=== STORED DATA ===

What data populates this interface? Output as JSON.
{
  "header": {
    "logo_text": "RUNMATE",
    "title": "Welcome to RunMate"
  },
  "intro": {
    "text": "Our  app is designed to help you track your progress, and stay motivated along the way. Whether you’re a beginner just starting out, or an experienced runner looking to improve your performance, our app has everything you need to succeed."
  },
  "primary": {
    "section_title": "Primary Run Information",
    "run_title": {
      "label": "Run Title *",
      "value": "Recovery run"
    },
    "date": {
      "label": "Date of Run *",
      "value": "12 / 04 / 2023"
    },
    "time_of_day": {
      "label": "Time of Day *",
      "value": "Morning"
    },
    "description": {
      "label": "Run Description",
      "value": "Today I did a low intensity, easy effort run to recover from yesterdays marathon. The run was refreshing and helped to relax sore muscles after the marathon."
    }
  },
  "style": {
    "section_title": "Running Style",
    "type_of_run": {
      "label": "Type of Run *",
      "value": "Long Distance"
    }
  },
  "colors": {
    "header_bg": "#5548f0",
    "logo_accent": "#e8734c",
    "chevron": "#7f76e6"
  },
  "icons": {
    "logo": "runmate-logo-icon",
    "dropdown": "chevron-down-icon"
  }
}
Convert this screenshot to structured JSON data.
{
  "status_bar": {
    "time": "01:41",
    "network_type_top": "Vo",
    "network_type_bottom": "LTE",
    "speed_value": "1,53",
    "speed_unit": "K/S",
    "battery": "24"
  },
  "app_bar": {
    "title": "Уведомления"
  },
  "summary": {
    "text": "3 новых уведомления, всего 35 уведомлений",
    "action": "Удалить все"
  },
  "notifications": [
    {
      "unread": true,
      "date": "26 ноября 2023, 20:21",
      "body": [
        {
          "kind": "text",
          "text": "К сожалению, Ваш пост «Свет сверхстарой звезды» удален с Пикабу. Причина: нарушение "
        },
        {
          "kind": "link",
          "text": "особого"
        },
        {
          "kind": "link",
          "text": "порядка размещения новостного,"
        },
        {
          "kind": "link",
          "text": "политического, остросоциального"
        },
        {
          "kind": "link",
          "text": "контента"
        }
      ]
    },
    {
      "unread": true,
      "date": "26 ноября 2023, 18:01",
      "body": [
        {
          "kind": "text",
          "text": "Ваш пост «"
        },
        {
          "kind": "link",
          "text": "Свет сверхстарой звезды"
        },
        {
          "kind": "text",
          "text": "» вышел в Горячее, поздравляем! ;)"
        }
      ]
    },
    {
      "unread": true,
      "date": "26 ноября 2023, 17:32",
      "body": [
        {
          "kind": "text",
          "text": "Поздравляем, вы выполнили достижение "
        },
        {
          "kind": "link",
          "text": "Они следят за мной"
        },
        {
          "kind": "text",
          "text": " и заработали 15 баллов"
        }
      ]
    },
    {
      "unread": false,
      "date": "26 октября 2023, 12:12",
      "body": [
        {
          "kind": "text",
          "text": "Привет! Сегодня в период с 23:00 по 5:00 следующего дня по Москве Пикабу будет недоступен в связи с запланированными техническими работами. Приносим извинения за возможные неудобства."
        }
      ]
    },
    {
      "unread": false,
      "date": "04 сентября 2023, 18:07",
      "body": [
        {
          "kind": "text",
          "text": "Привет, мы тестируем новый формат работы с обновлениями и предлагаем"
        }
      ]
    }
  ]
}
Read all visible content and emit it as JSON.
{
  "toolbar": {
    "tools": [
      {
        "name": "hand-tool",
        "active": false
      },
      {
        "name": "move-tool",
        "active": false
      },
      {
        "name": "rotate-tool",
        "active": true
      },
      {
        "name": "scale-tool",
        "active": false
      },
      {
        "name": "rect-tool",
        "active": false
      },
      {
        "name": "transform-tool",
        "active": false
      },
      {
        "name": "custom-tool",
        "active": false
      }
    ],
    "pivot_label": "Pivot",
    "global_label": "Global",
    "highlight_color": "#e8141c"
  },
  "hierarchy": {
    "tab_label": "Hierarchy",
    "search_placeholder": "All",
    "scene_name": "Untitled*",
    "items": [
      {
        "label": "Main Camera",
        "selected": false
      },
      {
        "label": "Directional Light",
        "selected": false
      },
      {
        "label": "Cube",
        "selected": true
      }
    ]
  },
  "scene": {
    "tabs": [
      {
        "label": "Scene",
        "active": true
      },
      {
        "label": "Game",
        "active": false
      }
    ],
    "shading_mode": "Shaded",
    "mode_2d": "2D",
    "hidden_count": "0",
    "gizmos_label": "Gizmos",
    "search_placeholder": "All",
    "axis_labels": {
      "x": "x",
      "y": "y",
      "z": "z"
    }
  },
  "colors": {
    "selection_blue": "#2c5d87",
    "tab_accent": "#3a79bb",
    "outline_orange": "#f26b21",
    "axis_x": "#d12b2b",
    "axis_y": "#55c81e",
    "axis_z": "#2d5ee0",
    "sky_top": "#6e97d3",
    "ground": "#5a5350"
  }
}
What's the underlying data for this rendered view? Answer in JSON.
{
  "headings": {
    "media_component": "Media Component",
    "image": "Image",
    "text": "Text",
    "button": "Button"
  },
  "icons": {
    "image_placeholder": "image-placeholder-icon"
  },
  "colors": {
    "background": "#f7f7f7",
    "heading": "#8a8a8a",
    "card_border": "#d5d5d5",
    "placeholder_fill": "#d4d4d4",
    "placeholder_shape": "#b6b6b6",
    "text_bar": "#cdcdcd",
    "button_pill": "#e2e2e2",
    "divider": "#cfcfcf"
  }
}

=== WRITTEN TASK ===
Report only the count of lines that include the string "сверхстарой".

=== THE ANSWER ===
2